What the exercise asks:
Reproduce all records verbatim.

Extracted material:
┌──

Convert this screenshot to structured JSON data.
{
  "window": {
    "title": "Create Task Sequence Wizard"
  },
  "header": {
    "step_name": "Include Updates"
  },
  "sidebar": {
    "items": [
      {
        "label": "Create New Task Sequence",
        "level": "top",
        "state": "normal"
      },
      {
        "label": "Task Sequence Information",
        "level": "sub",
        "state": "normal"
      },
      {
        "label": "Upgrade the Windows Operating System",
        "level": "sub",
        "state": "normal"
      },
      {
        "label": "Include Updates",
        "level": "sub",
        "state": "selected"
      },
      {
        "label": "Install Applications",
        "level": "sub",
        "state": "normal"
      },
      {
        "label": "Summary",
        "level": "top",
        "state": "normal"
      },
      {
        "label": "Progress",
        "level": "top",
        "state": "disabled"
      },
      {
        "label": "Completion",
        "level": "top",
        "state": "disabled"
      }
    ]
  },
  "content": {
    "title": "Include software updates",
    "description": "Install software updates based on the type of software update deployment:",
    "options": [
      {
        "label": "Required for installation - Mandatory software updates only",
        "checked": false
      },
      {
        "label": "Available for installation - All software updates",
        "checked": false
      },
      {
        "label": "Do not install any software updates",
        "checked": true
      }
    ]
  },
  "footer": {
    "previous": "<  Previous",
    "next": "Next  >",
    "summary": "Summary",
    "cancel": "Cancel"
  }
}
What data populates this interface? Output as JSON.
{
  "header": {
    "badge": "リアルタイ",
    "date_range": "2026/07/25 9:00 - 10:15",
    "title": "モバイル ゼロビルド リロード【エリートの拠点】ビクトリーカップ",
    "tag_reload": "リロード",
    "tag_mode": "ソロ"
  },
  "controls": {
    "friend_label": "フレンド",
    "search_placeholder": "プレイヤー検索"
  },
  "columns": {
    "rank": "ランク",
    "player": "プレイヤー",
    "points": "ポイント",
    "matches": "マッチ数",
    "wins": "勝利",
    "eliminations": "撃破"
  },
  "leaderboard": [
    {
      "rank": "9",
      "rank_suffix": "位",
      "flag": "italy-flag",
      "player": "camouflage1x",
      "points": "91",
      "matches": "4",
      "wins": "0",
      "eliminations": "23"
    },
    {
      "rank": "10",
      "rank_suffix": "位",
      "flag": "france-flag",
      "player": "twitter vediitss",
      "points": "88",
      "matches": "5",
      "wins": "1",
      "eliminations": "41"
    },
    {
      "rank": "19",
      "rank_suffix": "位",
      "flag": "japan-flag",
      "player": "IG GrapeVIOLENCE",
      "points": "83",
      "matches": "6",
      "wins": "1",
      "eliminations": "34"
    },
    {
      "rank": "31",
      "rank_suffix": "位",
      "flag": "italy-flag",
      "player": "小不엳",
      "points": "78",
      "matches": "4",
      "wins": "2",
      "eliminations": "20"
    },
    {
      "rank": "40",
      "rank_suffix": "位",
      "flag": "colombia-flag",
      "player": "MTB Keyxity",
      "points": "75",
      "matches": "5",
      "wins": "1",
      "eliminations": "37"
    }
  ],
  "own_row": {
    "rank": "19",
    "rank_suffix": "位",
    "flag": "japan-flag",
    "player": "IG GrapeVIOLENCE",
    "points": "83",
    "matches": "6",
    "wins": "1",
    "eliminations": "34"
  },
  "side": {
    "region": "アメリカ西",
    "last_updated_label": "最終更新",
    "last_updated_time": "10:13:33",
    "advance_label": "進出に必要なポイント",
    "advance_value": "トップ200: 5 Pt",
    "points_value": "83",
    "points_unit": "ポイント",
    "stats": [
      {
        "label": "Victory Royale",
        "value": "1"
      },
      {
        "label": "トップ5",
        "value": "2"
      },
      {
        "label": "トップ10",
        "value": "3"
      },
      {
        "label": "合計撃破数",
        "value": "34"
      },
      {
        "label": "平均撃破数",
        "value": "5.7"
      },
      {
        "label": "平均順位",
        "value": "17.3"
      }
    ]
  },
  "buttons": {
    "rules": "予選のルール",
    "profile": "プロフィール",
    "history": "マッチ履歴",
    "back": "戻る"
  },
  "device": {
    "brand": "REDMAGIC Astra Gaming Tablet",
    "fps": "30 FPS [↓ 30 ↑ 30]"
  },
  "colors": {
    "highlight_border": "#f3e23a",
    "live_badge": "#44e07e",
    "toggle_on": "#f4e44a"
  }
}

└──

Exercise output:
Convert this screenshot to structured JSON data.
{
  "window": {
    "title": "Create Task Sequence Wizard"
  },
  "header": {
    "step_name": "Include Updates"
  },
  "sidebar": {
    "items": [
      {
        "label": "Create New Task Sequence",
        "level": "top",
        "state": "normal"
      },
      {
        "label": "Task Sequence Information",
        "level": "sub",
        "state": "normal"
      },
      {
        "label": "Upgrade the Windows Operating System",
        "level": "sub",
        "state": "normal"
      },
      {
        "label": "Include Updates",
        "level": "sub",
        "state": "selected"
      },
      {
        "label": "Install Applications",
        "level": "sub",
        "state": "normal"
      },
      {
        "label": "Summary",
        "level": "top",
        "state": "normal"
      },
      {
        "label": "Progress",
        "level": "top",
        "state": "disabled"
      },
      {
        "label": "Completion",
        "level": "top",
        "state": "disabled"
      }
    ]
  },
  "content": {
    "title": "Include software updates",
    "description": "Install software updates based on the type of software update deployment:",
    "options": [
      {
        "label": "Required for installation - Mandatory software updates only",
        "checked": false
      },
      {
        "label": "Available for installation - All software updates",
        "checked": false
      },
      {
        "label": "Do not install any software updates",
        "checked": true
      }
    ]
  },
  "footer": {
    "previous": "<  Previous",
    "next": "Next  >",
    "summary": "Summary",
    "cancel": "Cancel"
  }
}
What data populates this interface? Output as JSON.
{
  "header": {
    "badge": "リアルタイ",
    "date_range": "2026/07/25 9:00 - 10:15",
    "title": "モバイル ゼロビルド リロード【エリートの拠点】ビクトリーカップ",
    "tag_reload": "リロード",
    "tag_mode": "ソロ"
  },
  "controls": {
    "friend_label": "フレンド",
    "search_placeholder": "プレイヤー検索"
  },
  "columns": {
    "rank": "ランク",
    "player": "プレイヤー",
    "points": "ポイント",
    "matches": "マッチ数",
    "wins": "勝利",
    "eliminations": "撃破"
  },
  "leaderboard": [
    {
      "rank": "9",
      "rank_suffix": "位",
      "flag": "italy-flag",
      "player": "camouflage1x",
      "points": "91",
      "matches": "4",
      "wins": "0",
      "eliminations": "23"
    },
    {
      "rank": "10",
      "rank_suffix": "位",
      "flag": "france-flag",
      "player": "twitter vediitss",
      "points": "88",
      "matches": "5",
      "wins": "1",
      "eliminations": "41"
    },
    {
      "rank": "19",
      "rank_suffix": "位",
      "flag": "japan-flag",
      "player": "IG GrapeVIOLENCE",
      "points": "83",
      "matches": "6",
      "wins": "1",
      "eliminations": "34"
    },
    {
      "rank": "31",
      "rank_suffix": "位",
      "flag": "italy-flag",
      "player": "小不엳",
      "points": "78",
      "matches": "4",
      "wins": "2",
      "eliminations": "20"
    },
    {
      "rank": "40",
      "rank_suffix": "位",
      "flag": "colombia-flag",
      "player": "MTB Keyxity",
      "points": "75",
      "matches": "5",
      "wins": "1",
      "eliminations": "37"
    }
  ],
  "own_row": {
    "rank": "19",
    "rank_suffix": "位",
    "flag": "japan-flag",
    "player": "IG GrapeVIOLENCE",
    "points": "83",
    "matches": "6",
    "wins": "1",
    "eliminations": "34"
  },
  "side": {
    "region": "アメリカ西",
    "last_updated_label": "最終更新",
    "last_updated_time": "10:13:33",
    "advance_label": "進出に必要なポイント",
    "advance_value": "トップ200: 5 Pt",
    "points_value": "83",
    "points_unit": "ポイント",
    "stats": [
      {
        "label": "Victory Royale",
        "value": "1"
      },
      {
        "label": "トップ5",
        "value": "2"
      },
      {
        "label": "トップ10",
        "value": "3"
      },
      {
        "label": "合計撃破数",
        "value": "34"
      },
      {
        "label": "平均撃破数",
        "value": "5.7"
      },
      {
        "label": "平均順位",
        "value": "17.3"
      }
    ]
  },
  "buttons": {
    "rules": "予選のルール",
    "profile": "プロフィール",
    "history": "マッチ履歴",
    "back": "戻る"
  },
  "device": {
    "brand": "REDMAGIC Astra Gaming Tablet",
    "fps": "30 FPS [↓ 30 ↑ 30]"
  },
  "colors": {
    "highlight_border": "#f3e23a",
    "live_badge": "#44e07e",
    "toggle_on": "#f4e44a"
  }
}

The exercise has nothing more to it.